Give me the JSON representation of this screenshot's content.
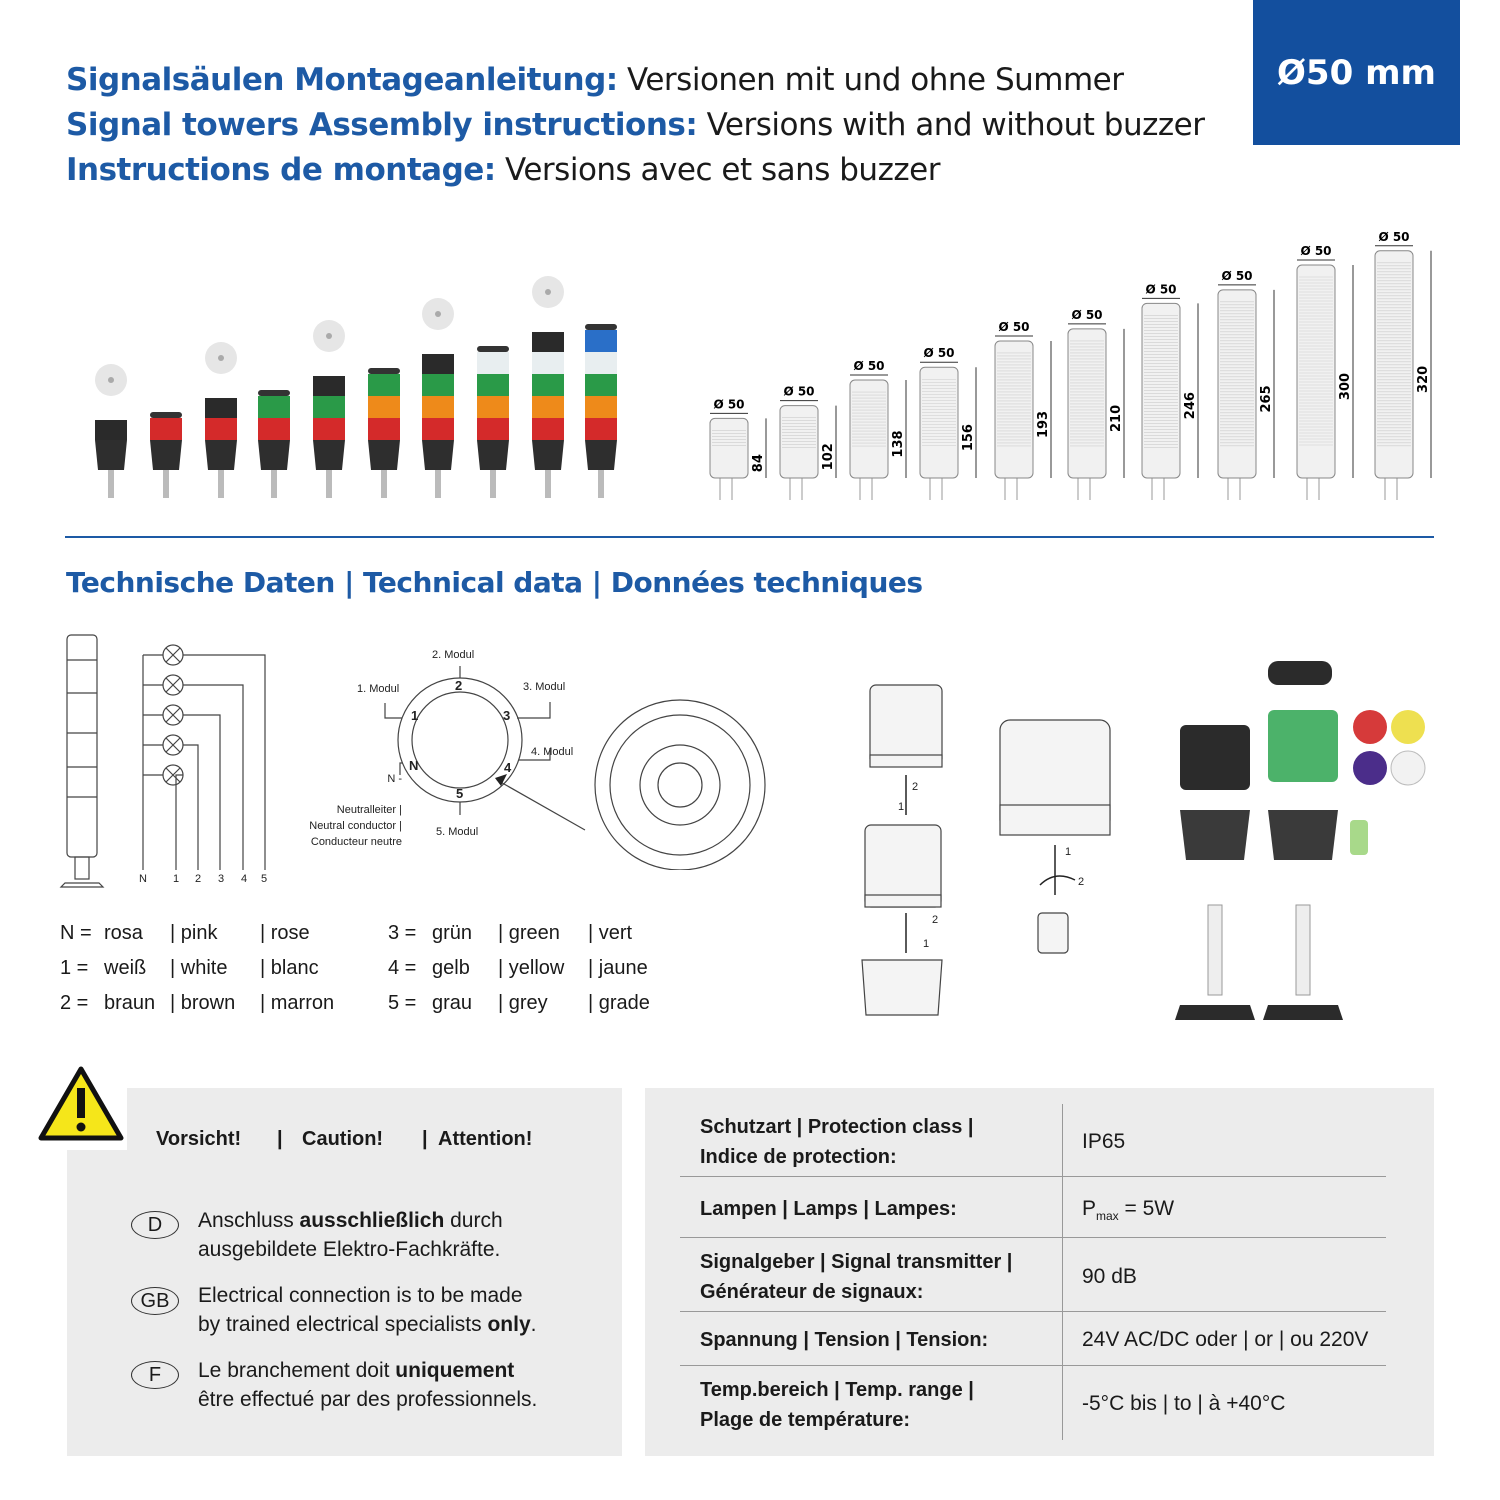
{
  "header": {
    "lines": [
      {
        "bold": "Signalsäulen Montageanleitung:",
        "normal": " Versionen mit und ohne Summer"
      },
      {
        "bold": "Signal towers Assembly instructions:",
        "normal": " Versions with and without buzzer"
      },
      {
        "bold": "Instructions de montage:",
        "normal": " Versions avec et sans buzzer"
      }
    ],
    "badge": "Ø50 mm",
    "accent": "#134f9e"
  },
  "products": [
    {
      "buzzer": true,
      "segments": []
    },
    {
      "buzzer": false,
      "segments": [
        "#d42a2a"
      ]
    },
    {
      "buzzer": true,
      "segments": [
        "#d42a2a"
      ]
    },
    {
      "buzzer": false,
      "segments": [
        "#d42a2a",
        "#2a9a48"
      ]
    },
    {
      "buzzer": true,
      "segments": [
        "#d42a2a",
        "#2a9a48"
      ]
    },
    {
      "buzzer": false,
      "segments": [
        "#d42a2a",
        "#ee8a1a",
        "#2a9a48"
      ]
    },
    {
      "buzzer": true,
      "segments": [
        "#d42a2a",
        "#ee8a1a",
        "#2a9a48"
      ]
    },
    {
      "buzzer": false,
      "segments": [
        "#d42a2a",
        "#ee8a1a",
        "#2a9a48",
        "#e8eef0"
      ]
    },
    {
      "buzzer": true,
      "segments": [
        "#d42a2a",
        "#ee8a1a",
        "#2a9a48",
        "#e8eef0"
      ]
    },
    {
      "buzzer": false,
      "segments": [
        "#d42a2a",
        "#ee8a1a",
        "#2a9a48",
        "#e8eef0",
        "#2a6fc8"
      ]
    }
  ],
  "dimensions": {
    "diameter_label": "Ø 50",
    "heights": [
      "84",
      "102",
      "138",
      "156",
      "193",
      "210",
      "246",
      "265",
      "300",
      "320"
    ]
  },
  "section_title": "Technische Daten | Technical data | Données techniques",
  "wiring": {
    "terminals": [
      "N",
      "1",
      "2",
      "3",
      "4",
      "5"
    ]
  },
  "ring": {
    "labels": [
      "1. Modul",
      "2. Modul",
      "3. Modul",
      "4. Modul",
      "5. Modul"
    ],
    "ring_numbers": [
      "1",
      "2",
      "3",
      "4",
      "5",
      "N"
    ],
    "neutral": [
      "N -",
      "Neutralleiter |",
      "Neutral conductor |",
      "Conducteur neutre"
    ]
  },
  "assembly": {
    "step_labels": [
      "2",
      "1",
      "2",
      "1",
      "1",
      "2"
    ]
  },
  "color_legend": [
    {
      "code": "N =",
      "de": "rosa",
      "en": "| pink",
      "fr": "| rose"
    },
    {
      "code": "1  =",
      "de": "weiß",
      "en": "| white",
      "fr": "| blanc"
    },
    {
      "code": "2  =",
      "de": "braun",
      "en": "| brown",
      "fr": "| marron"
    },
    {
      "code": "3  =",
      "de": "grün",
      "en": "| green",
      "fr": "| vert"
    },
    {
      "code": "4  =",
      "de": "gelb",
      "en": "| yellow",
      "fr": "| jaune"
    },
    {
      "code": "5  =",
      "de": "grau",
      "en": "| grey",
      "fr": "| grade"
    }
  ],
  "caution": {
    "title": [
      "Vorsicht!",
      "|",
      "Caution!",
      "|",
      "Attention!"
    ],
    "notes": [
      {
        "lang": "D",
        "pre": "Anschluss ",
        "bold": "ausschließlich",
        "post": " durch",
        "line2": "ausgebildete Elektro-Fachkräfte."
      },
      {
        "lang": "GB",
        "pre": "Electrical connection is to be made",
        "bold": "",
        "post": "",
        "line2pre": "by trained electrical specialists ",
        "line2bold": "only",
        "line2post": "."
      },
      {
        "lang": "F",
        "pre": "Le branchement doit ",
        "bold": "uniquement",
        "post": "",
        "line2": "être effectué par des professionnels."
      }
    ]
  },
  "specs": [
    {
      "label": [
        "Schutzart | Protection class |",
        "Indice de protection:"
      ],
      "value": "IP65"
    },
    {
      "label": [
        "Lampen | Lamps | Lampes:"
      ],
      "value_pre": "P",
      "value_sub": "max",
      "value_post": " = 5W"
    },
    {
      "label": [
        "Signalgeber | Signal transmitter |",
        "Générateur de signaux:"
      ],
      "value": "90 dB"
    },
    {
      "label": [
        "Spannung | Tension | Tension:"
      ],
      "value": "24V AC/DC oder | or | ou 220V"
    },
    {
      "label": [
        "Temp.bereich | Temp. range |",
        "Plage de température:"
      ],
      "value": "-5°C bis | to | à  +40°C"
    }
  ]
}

┄┄┄┄┄┄

• **Directive**
Search the entries for "Versions" and copy out each line that has it.

• **Problem solution**
        "normal": " Versions with and without buzzer"
        "normal": " Versions avec et sans buzzer"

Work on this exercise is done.